What to produce
Transcribe the material exactly. Images do not belong in the copy.

[START OF Data lines]

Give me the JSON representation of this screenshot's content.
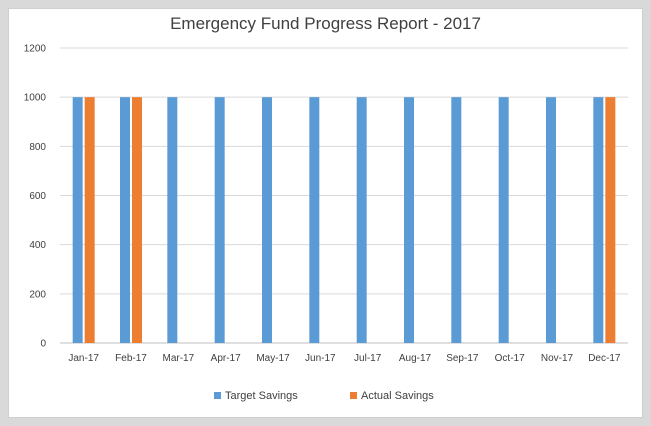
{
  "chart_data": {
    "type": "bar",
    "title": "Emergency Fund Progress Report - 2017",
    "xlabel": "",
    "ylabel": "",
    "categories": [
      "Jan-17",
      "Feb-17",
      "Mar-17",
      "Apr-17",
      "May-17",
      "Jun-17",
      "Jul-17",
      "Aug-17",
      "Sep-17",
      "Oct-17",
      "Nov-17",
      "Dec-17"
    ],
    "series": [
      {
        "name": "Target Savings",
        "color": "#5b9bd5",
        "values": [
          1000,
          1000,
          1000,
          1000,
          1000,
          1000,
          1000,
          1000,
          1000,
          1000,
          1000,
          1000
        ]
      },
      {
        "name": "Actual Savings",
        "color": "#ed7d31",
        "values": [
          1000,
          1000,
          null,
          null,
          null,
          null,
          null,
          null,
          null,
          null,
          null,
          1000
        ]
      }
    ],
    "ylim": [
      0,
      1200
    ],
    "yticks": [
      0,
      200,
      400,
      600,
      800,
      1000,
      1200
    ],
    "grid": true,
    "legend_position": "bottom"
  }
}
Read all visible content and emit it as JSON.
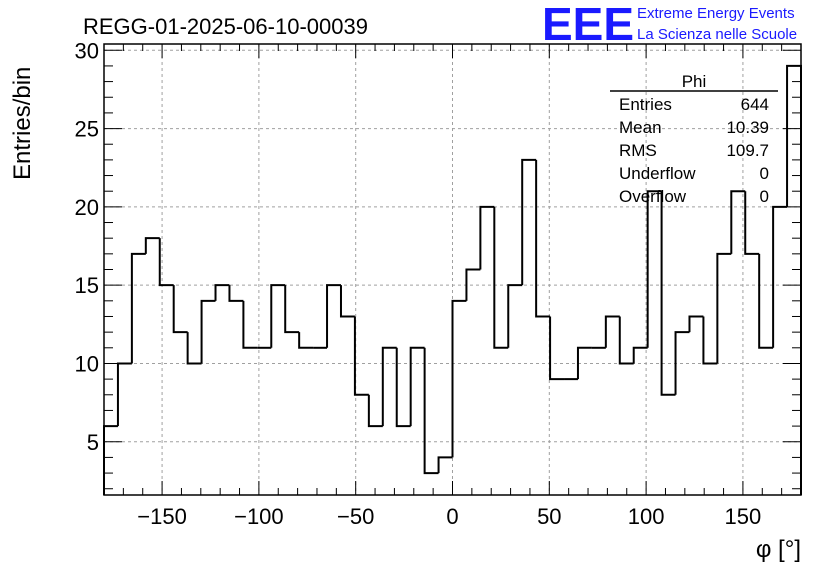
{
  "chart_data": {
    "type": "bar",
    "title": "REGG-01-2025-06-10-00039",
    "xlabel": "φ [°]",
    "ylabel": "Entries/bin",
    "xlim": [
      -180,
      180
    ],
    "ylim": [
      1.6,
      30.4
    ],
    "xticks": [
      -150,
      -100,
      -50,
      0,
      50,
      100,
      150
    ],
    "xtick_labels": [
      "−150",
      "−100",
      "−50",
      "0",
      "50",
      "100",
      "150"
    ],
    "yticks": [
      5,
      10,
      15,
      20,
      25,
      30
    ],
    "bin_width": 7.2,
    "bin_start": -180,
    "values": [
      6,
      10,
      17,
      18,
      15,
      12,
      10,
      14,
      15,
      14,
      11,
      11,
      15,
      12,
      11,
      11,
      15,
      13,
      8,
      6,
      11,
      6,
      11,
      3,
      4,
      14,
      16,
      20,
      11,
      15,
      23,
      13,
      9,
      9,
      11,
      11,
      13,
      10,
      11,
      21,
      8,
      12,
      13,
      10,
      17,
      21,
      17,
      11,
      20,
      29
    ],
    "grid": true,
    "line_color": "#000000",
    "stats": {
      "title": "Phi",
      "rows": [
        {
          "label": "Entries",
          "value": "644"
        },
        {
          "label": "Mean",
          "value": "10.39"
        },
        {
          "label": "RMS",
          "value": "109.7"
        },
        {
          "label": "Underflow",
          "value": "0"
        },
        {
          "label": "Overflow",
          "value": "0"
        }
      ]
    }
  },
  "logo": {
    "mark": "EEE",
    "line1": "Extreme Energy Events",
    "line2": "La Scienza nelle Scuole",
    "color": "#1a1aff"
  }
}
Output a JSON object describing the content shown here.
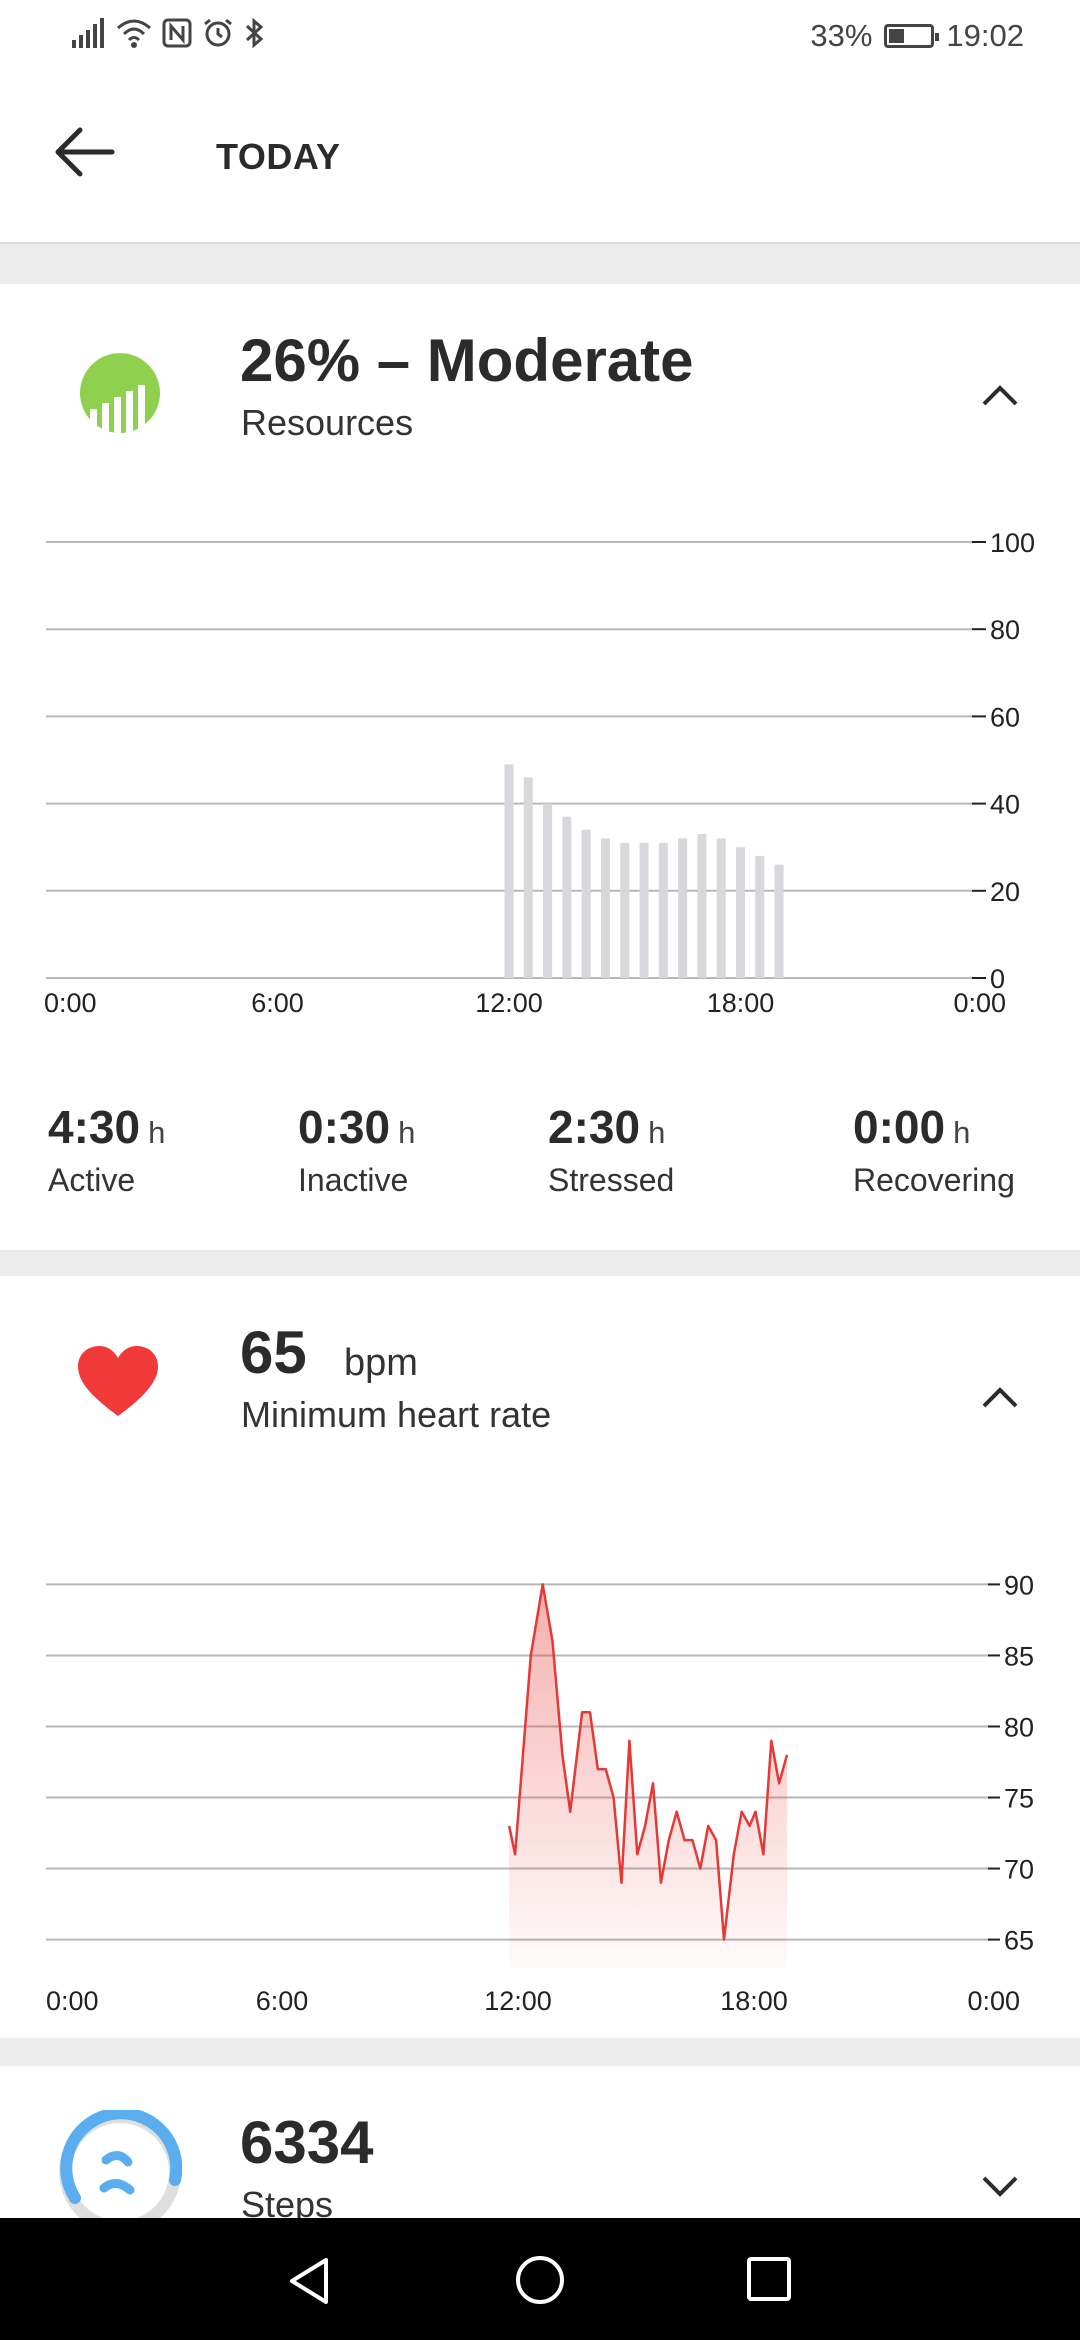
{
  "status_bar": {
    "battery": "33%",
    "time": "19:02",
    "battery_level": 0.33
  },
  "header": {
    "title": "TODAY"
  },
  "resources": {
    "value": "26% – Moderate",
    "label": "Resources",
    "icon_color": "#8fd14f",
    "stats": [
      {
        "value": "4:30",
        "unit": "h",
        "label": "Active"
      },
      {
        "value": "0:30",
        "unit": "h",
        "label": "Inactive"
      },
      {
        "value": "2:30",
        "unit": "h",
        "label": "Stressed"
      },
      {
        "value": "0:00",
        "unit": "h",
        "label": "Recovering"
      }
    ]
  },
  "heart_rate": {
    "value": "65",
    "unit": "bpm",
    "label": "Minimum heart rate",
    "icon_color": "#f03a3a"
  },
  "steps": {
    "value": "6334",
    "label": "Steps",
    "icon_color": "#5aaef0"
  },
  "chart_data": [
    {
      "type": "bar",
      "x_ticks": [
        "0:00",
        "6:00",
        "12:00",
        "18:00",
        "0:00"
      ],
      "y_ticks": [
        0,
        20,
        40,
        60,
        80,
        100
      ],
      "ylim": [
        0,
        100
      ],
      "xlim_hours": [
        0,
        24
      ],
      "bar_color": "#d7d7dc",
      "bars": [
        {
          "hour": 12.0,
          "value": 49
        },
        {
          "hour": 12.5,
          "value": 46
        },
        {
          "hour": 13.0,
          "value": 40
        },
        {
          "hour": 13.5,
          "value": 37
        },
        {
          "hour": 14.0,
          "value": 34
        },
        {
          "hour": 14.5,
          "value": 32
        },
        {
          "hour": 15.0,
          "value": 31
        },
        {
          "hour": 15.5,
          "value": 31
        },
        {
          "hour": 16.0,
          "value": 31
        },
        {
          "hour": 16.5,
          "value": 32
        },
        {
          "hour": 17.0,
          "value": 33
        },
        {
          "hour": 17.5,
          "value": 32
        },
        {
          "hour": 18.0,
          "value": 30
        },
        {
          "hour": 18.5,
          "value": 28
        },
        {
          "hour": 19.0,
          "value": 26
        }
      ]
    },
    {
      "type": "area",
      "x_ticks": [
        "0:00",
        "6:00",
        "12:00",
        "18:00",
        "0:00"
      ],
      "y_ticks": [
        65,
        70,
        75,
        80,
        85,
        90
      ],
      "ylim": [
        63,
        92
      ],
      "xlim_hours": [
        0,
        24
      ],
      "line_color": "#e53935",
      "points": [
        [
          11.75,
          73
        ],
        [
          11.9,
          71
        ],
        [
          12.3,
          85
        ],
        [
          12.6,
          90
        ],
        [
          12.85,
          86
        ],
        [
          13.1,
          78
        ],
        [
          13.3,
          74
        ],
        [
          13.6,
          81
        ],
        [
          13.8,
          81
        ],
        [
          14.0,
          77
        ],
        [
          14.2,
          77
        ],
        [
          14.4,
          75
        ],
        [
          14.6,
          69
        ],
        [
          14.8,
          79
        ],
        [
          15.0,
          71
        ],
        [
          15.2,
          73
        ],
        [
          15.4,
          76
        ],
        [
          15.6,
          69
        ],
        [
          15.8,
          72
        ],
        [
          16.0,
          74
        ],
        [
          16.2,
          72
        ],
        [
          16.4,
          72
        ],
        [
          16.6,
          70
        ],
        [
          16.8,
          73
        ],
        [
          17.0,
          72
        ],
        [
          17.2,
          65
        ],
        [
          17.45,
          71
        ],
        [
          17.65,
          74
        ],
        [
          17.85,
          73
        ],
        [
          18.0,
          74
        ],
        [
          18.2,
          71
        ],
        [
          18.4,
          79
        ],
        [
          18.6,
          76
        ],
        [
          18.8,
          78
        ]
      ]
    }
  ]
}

[END OF Data lines]

Result
Give me the JSON representation of this screenshot's content.
{
  "chart_data": {
    "type": "bar",
    "title": "Emergency Fund Progress Report - 2017",
    "xlabel": "",
    "ylabel": "",
    "categories": [
      "Jan-17",
      "Feb-17",
      "Mar-17",
      "Apr-17",
      "May-17",
      "Jun-17",
      "Jul-17",
      "Aug-17",
      "Sep-17",
      "Oct-17",
      "Nov-17",
      "Dec-17"
    ],
    "series": [
      {
        "name": "Target Savings",
        "color": "#5b9bd5",
        "values": [
          1000,
          1000,
          1000,
          1000,
          1000,
          1000,
          1000,
          1000,
          1000,
          1000,
          1000,
          1000
        ]
      },
      {
        "name": "Actual Savings",
        "color": "#ed7d31",
        "values": [
          1000,
          1000,
          null,
          null,
          null,
          null,
          null,
          null,
          null,
          null,
          null,
          1000
        ]
      }
    ],
    "ylim": [
      0,
      1200
    ],
    "yticks": [
      0,
      200,
      400,
      600,
      800,
      1000,
      1200
    ],
    "grid": true,
    "legend_position": "bottom"
  }
}
Read all visible content and emit it as JSON.
{
  "chart_data": {
    "type": "bar",
    "title": "REGG-01-2025-06-10-00039",
    "xlabel": "φ [°]",
    "ylabel": "Entries/bin",
    "xlim": [
      -180,
      180
    ],
    "ylim": [
      1.6,
      30.4
    ],
    "xticks": [
      -150,
      -100,
      -50,
      0,
      50,
      100,
      150
    ],
    "xtick_labels": [
      "−150",
      "−100",
      "−50",
      "0",
      "50",
      "100",
      "150"
    ],
    "yticks": [
      5,
      10,
      15,
      20,
      25,
      30
    ],
    "bin_width": 7.2,
    "bin_start": -180,
    "values": [
      6,
      10,
      17,
      18,
      15,
      12,
      10,
      14,
      15,
      14,
      11,
      11,
      15,
      12,
      11,
      11,
      15,
      13,
      8,
      6,
      11,
      6,
      11,
      3,
      4,
      14,
      16,
      20,
      11,
      15,
      23,
      13,
      9,
      9,
      11,
      11,
      13,
      10,
      11,
      21,
      8,
      12,
      13,
      10,
      17,
      21,
      17,
      11,
      20,
      29
    ],
    "grid": true,
    "line_color": "#000000",
    "stats": {
      "title": "Phi",
      "rows": [
        {
          "label": "Entries",
          "value": "644"
        },
        {
          "label": "Mean",
          "value": "10.39"
        },
        {
          "label": "RMS",
          "value": "109.7"
        },
        {
          "label": "Underflow",
          "value": "0"
        },
        {
          "label": "Overflow",
          "value": "0"
        }
      ]
    }
  },
  "logo": {
    "mark": "EEE",
    "line1": "Extreme Energy Events",
    "line2": "La Scienza nelle Scuole",
    "color": "#1a1aff"
  }
}
Output a JSON object describing the content shown here.
{
  "status_bar": {
    "battery": "33%",
    "time": "19:02",
    "battery_level": 0.33
  },
  "header": {
    "title": "TODAY"
  },
  "resources": {
    "value": "26% – Moderate",
    "label": "Resources",
    "icon_color": "#8fd14f",
    "stats": [
      {
        "value": "4:30",
        "unit": "h",
        "label": "Active"
      },
      {
        "value": "0:30",
        "unit": "h",
        "label": "Inactive"
      },
      {
        "value": "2:30",
        "unit": "h",
        "label": "Stressed"
      },
      {
        "value": "0:00",
        "unit": "h",
        "label": "Recovering"
      }
    ]
  },
  "heart_rate": {
    "value": "65",
    "unit": "bpm",
    "label": "Minimum heart rate",
    "icon_color": "#f03a3a"
  },
  "steps": {
    "value": "6334",
    "label": "Steps",
    "icon_color": "#5aaef0"
  },
  "chart_data": [
    {
      "type": "bar",
      "x_ticks": [
        "0:00",
        "6:00",
        "12:00",
        "18:00",
        "0:00"
      ],
      "y_ticks": [
        0,
        20,
        40,
        60,
        80,
        100
      ],
      "ylim": [
        0,
        100
      ],
      "xlim_hours": [
        0,
        24
      ],
      "bar_color": "#d7d7dc",
      "bars": [
        {
          "hour": 12.0,
          "value": 49
        },
        {
          "hour": 12.5,
          "value": 46
        },
        {
          "hour": 13.0,
          "value": 40
        },
        {
          "hour": 13.5,
          "value": 37
        },
        {
          "hour": 14.0,
          "value": 34
        },
        {
          "hour": 14.5,
          "value": 32
        },
        {
          "hour": 15.0,
          "value": 31
        },
        {
          "hour": 15.5,
          "value": 31
        },
        {
          "hour": 16.0,
          "value": 31
        },
        {
          "hour": 16.5,
          "value": 32
        },
        {
          "hour": 17.0,
          "value": 33
        },
        {
          "hour": 17.5,
          "value": 32
        },
        {
          "hour": 18.0,
          "value": 30
        },
        {
          "hour": 18.5,
          "value": 28
        },
        {
          "hour": 19.0,
          "value": 26
        }
      ]
    },
    {
      "type": "area",
      "x_ticks": [
        "0:00",
        "6:00",
        "12:00",
        "18:00",
        "0:00"
      ],
      "y_ticks": [
        65,
        70,
        75,
        80,
        85,
        90
      ],
      "ylim": [
        63,
        92
      ],
      "xlim_hours": [
        0,
        24
      ],
      "line_color": "#e53935",
      "points": [
        [
          11.75,
          73
        ],
        [
          11.9,
          71
        ],
        [
          12.3,
          85
        ],
        [
          12.6,
          90
        ],
        [
          12.85,
          86
        ],
        [
          13.1,
          78
        ],
        [
          13.3,
          74
        ],
        [
          13.6,
          81
        ],
        [
          13.8,
          81
        ],
        [
          14.0,
          77
        ],
        [
          14.2,
          77
        ],
        [
          14.4,
          75
        ],
        [
          14.6,
          69
        ],
        [
          14.8,
          79
        ],
        [
          15.0,
          71
        ],
        [
          15.2,
          73
        ],
        [
          15.4,
          76
        ],
        [
          15.6,
          69
        ],
        [
          15.8,
          72
        ],
        [
          16.0,
          74
        ],
        [
          16.2,
          72
        ],
        [
          16.4,
          72
        ],
        [
          16.6,
          70
        ],
        [
          16.8,
          73
        ],
        [
          17.0,
          72
        ],
        [
          17.2,
          65
        ],
        [
          17.45,
          71
        ],
        [
          17.65,
          74
        ],
        [
          17.85,
          73
        ],
        [
          18.0,
          74
        ],
        [
          18.2,
          71
        ],
        [
          18.4,
          79
        ],
        [
          18.6,
          76
        ],
        [
          18.8,
          78
        ]
      ]
    }
  ]
}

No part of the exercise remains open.